(Data entries)

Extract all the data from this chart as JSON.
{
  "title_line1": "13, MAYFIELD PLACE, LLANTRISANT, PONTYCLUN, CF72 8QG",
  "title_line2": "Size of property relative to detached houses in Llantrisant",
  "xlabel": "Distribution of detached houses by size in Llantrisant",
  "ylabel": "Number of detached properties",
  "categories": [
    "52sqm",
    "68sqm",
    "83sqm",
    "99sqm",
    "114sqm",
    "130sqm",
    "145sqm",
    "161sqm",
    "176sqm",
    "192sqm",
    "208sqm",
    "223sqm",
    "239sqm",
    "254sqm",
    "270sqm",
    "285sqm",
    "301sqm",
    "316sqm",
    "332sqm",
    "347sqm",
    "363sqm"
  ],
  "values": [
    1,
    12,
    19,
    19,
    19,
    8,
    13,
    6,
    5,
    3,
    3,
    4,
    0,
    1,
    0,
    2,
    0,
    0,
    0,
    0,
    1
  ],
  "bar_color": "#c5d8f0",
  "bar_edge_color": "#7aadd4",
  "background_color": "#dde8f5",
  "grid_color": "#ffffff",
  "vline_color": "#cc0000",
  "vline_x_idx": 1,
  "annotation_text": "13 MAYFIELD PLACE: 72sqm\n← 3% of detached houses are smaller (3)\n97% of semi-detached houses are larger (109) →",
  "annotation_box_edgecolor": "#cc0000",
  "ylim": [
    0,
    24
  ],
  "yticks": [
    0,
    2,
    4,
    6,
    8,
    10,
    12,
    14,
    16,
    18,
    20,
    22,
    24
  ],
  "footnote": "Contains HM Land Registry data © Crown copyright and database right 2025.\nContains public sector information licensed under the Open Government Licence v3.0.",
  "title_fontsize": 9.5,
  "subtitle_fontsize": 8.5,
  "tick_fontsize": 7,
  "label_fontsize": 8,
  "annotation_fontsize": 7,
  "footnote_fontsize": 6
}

• [PROBLEM TO SOLVE] Write out every entry word for word.

• [PROBLEM SOLUTION]
Extract all the data from this chart as JSON.
{
  "title_line1": "13, MAYFIELD PLACE, LLANTRISANT, PONTYCLUN, CF72 8QG",
  "title_line2": "Size of property relative to detached houses in Llantrisant",
  "xlabel": "Distribution of detached houses by size in Llantrisant",
  "ylabel": "Number of detached properties",
  "categories": [
    "52sqm",
    "68sqm",
    "83sqm",
    "99sqm",
    "114sqm",
    "130sqm",
    "145sqm",
    "161sqm",
    "176sqm",
    "192sqm",
    "208sqm",
    "223sqm",
    "239sqm",
    "254sqm",
    "270sqm",
    "285sqm",
    "301sqm",
    "316sqm",
    "332sqm",
    "347sqm",
    "363sqm"
  ],
  "values": [
    1,
    12,
    19,
    19,
    19,
    8,
    13,
    6,
    5,
    3,
    3,
    4,
    0,
    1,
    0,
    2,
    0,
    0,
    0,
    0,
    1
  ],
  "bar_color": "#c5d8f0",
  "bar_edge_color": "#7aadd4",
  "background_color": "#dde8f5",
  "grid_color": "#ffffff",
  "vline_color": "#cc0000",
  "vline_x_idx": 1,
  "annotation_text": "13 MAYFIELD PLACE: 72sqm\n← 3% of detached houses are smaller (3)\n97% of semi-detached houses are larger (109) →",
  "annotation_box_edgecolor": "#cc0000",
  "ylim": [
    0,
    24
  ],
  "yticks": [
    0,
    2,
    4,
    6,
    8,
    10,
    12,
    14,
    16,
    18,
    20,
    22,
    24
  ],
  "footnote": "Contains HM Land Registry data © Crown copyright and database right 2025.\nContains public sector information licensed under the Open Government Licence v3.0.",
  "title_fontsize": 9.5,
  "subtitle_fontsize": 8.5,
  "tick_fontsize": 7,
  "label_fontsize": 8,
  "annotation_fontsize": 7,
  "footnote_fontsize": 6
}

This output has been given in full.